Exercise directions → In the records below, find each line containing the word "existing" and copy it.

Records supplied →
==============================

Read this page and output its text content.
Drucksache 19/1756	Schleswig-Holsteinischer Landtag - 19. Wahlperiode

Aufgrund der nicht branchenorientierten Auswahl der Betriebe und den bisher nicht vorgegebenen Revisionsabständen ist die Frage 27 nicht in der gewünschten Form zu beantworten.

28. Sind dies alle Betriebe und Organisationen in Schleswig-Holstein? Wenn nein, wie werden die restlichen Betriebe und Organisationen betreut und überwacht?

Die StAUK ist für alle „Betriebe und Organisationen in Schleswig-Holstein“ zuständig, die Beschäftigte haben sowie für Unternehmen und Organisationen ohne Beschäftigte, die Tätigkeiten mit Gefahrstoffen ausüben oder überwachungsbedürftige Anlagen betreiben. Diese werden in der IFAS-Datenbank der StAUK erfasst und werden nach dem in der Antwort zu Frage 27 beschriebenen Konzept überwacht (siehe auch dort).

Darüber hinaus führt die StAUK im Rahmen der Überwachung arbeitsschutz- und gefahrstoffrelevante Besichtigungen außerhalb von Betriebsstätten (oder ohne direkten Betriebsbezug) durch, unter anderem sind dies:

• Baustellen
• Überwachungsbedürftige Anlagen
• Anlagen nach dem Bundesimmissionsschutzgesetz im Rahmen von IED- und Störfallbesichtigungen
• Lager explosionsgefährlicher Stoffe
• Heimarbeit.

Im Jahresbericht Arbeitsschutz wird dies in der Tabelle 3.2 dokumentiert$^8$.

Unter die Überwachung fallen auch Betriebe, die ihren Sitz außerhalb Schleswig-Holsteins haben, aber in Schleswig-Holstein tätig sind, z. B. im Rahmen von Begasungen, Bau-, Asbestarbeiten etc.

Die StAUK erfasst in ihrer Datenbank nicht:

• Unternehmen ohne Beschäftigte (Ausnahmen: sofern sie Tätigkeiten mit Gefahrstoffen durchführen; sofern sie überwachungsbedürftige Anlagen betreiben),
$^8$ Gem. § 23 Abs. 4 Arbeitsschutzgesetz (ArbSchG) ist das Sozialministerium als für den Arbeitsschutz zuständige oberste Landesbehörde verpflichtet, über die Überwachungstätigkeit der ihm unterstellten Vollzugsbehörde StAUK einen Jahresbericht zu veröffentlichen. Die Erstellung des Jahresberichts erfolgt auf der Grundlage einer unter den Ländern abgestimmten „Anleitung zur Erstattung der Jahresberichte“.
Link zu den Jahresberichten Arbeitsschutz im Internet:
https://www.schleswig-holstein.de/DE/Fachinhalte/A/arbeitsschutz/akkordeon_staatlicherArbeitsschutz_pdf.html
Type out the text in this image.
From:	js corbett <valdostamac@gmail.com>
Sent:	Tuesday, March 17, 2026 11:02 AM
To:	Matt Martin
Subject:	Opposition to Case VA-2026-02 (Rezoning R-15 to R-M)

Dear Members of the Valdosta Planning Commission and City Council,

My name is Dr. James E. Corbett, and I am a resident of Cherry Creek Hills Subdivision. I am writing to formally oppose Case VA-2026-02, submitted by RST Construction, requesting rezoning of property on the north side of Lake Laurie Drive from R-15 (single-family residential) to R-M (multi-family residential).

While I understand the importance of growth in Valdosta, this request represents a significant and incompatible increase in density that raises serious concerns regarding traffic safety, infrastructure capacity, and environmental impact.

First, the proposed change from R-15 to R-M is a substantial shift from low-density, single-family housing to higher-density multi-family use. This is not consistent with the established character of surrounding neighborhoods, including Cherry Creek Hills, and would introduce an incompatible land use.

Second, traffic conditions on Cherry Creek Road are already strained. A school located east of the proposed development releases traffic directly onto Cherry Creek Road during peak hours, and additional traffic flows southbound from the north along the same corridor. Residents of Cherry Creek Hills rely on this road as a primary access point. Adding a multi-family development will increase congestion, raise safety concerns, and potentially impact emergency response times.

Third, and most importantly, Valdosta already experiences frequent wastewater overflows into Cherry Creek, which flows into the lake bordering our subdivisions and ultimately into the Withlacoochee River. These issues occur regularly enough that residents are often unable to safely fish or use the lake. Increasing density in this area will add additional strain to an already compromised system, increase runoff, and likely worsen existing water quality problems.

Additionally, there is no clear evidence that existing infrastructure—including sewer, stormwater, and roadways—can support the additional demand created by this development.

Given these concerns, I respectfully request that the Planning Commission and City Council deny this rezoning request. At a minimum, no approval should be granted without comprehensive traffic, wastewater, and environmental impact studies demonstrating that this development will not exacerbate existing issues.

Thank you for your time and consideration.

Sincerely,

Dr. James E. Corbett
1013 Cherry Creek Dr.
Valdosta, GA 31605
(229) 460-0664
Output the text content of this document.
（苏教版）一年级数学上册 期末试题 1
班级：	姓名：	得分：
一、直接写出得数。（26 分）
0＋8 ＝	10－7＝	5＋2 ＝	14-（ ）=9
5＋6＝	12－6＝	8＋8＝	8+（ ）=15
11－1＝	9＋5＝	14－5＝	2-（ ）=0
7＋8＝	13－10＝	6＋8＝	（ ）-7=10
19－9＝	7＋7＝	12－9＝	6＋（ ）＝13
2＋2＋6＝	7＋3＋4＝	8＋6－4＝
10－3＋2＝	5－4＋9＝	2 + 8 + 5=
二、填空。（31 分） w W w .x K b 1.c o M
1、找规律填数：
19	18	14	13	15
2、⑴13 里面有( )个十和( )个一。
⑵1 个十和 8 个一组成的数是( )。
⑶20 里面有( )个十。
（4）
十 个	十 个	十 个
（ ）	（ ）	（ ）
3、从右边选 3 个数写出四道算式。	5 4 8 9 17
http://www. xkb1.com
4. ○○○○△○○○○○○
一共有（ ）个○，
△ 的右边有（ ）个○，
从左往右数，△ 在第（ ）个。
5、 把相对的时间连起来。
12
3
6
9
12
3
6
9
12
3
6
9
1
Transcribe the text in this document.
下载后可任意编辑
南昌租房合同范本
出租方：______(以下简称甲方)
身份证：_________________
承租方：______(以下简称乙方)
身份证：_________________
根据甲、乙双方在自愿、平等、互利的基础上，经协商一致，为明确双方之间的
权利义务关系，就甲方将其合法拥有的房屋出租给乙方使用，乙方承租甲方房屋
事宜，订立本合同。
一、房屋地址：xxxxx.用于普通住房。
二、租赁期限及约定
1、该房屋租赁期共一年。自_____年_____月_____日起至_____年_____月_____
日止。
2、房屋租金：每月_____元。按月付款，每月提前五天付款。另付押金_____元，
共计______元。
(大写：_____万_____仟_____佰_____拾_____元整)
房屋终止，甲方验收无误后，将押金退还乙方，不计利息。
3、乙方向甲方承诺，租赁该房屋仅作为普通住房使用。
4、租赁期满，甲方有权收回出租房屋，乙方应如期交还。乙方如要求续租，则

==============================

Result →
Third, and most importantly, Valdosta already experiences frequent wastewater overflows into Cherry Creek, which flows into the lake bordering our subdivisions and ultimately into the Withlacoochee River. These issues occur regularly enough that residents are often unable to safely fish or use the lake. Increasing density in this area will add additional strain to an already compromised system, increase runoff, and likely worsen existing water quality problems.
Additionally, there is no clear evidence that existing infrastructure—including sewer, stormwater, and roadways—can support the additional demand created by this development.
Given these concerns, I respectfully request that the Planning Commission and City Council deny this rezoning request. At a minimum, no approval should be granted without comprehensive traffic, wastewater, and environmental impact studies demonstrating that this development will not exacerbate existing issues.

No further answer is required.